* **Directive**
Transcribe the listing that follows in full, omitting pictures.

========================================================================

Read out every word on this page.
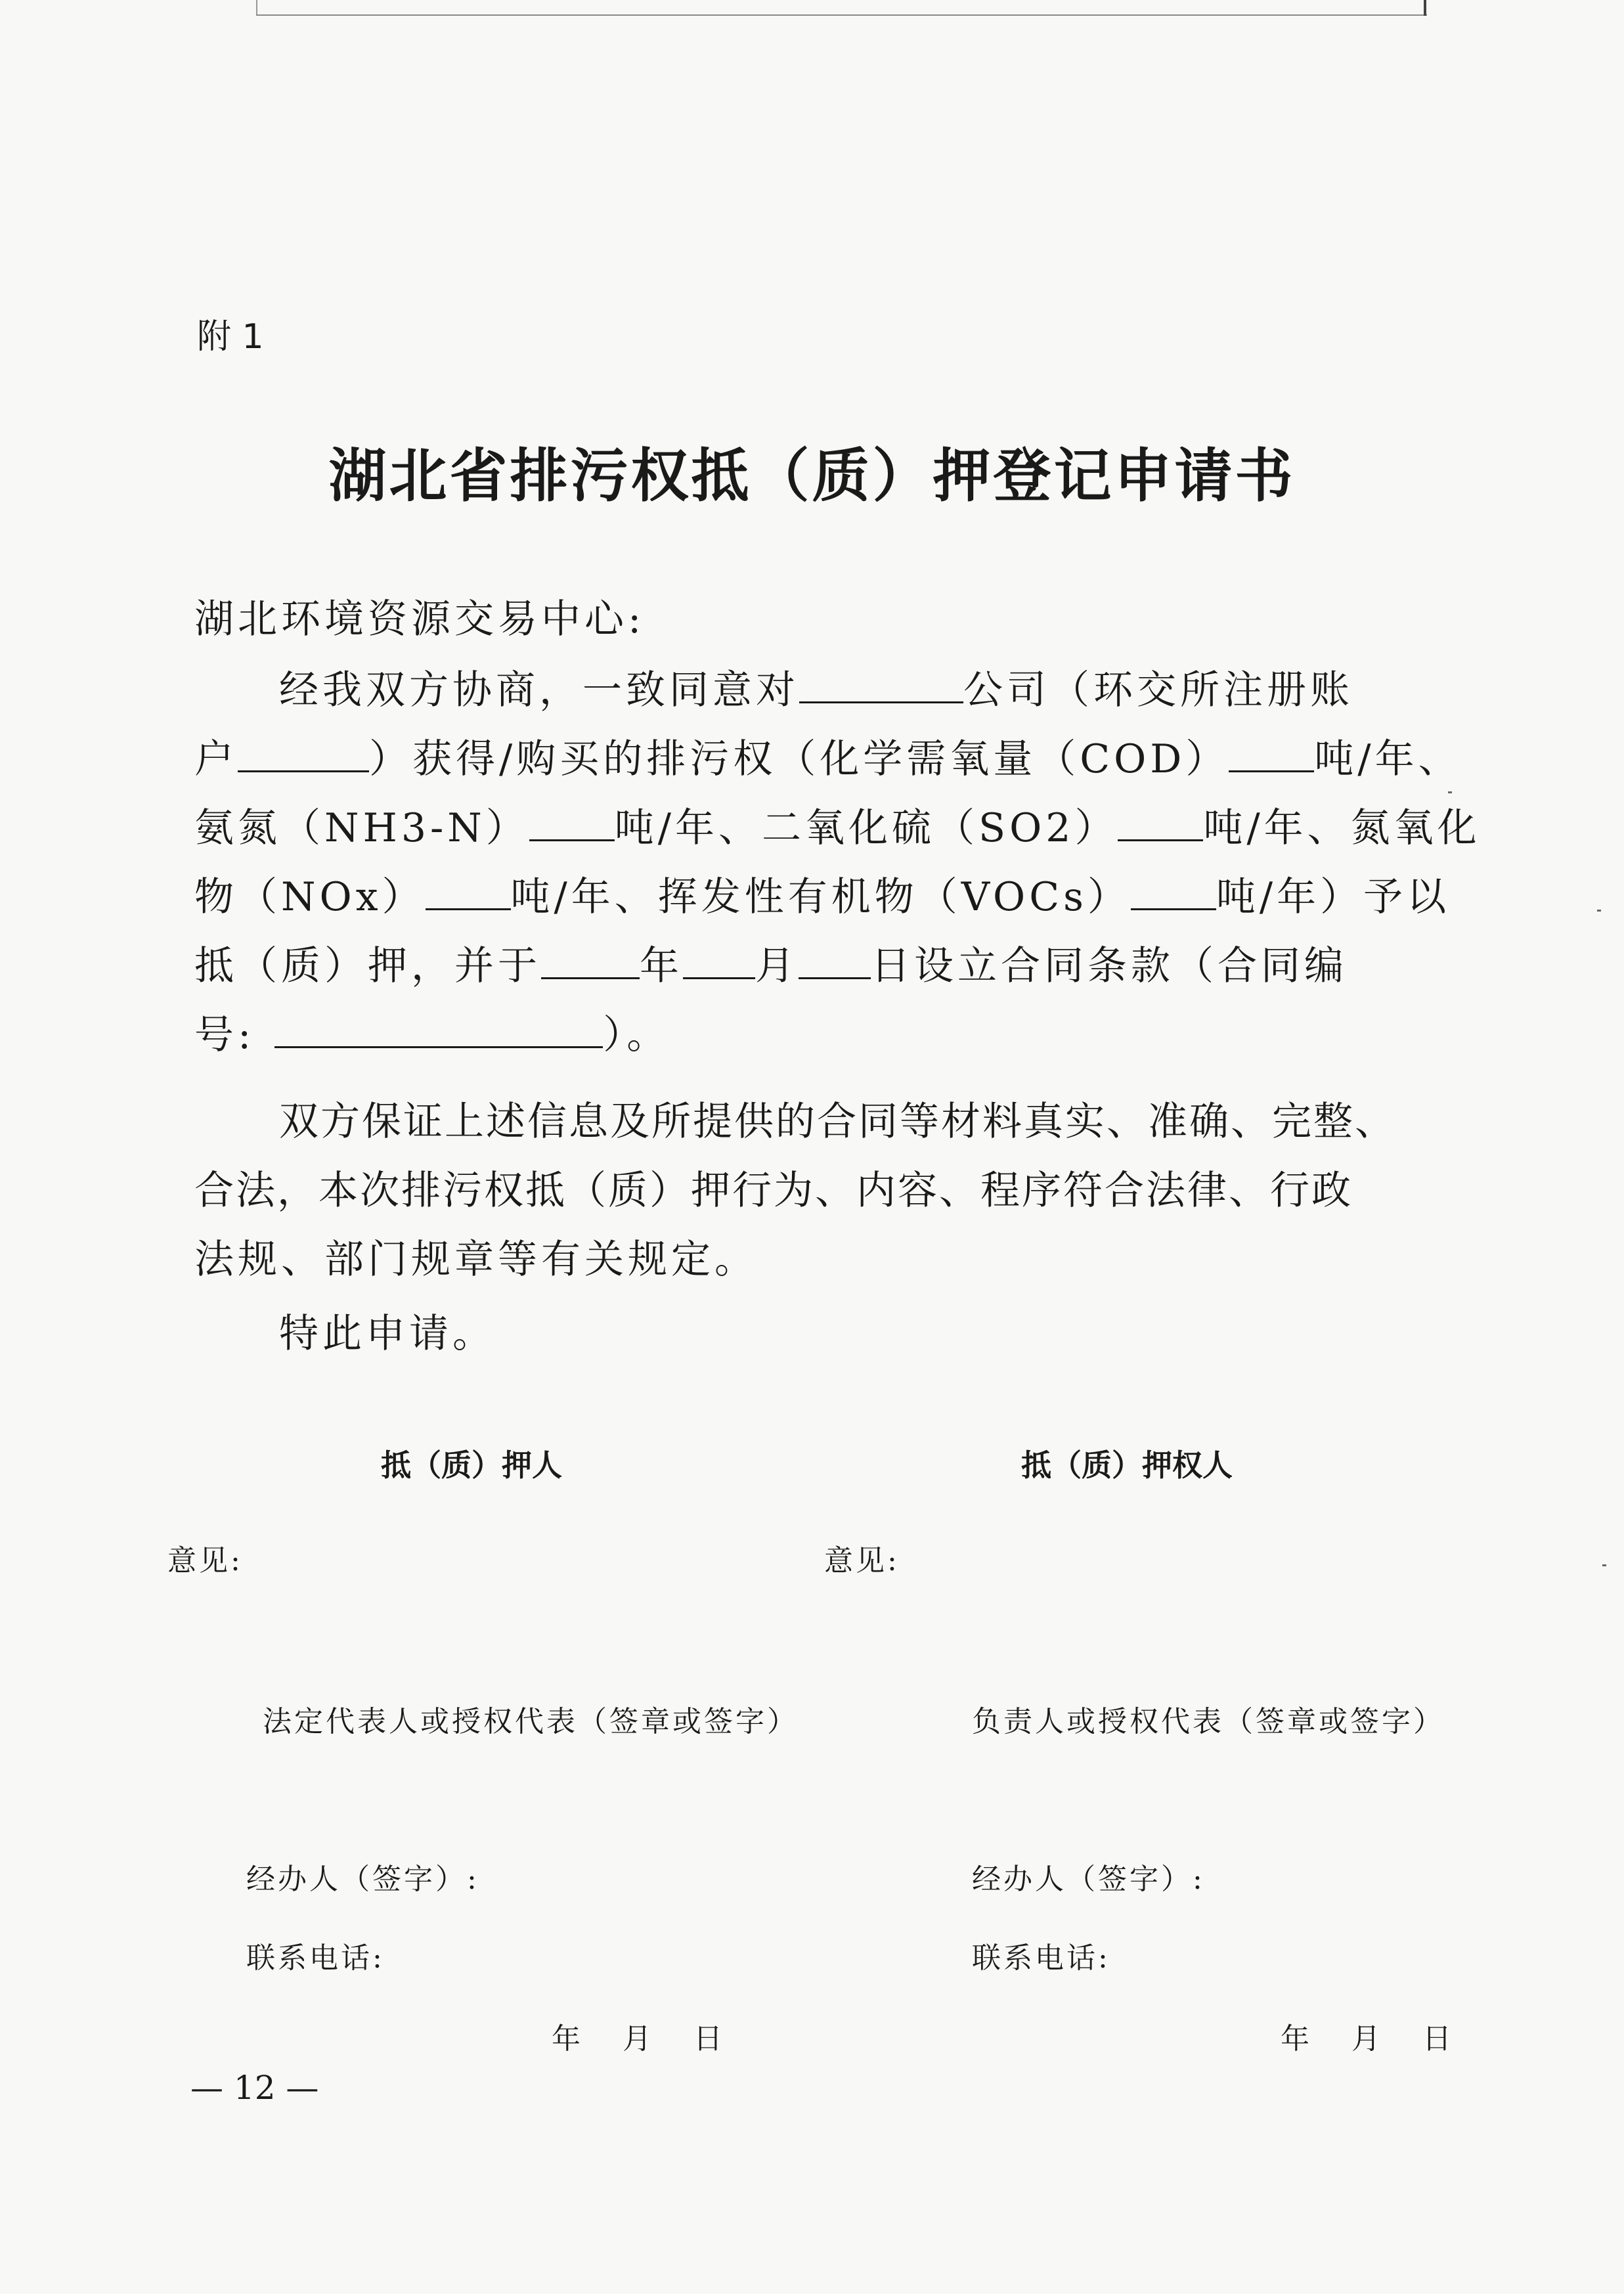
附 1
湖北省排污权抵（质）押登记申请书
湖北环境资源交易中心:
经我双方协商，一致同意对	公司（环交所注册账
户	）获得/购买的排污权（化学需氧量（COD） 吨/年、
氨氮（NH3-N） 吨/年、二氧化硫（SO2） 吨/年、氮氧化
物（NOx） 吨/年、挥发性有机物（VOCs） 吨/年）予以
抵（质）押，并于	年 月 日设立合同条款（合同编
号:	）。
双方保证上述信息及所提供的合同等材料真实、准确、完整、
合法，本次排污权抵（质）押行为、内容、程序符合法律、行政
法规、部门规章等有关规定。
特此申请。
抵（质）押人
意见:
法定代表人或授权代表（签章或签字）
经办人（签字）:
联系电话:
年　月　日
抵（质）押权人
意见:
负责人或授权代表（签章或签字）
经办人（签字）:
联系电话:
年　月　日
— 12 —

========================================================================

* **Reply**
Read out every word on this page.
附 1
湖北省排污权抵（质）押登记申请书
湖北环境资源交易中心:
经我双方协商，一致同意对	公司（环交所注册账
户	）获得/购买的排污权（化学需氧量（COD） 吨/年、
氨氮（NH3-N） 吨/年、二氧化硫（SO2） 吨/年、氮氧化
物（NOx） 吨/年、挥发性有机物（VOCs） 吨/年）予以
抵（质）押，并于	年 月 日设立合同条款（合同编
号:	）。
双方保证上述信息及所提供的合同等材料真实、准确、完整、
合法，本次排污权抵（质）押行为、内容、程序符合法律、行政
法规、部门规章等有关规定。
特此申请。
抵（质）押人
意见:
法定代表人或授权代表（签章或签字）
经办人（签字）:
联系电话:
年　月　日
抵（质）押权人
意见:
负责人或授权代表（签章或签字）
经办人（签字）:
联系电话:
年　月　日
— 12 —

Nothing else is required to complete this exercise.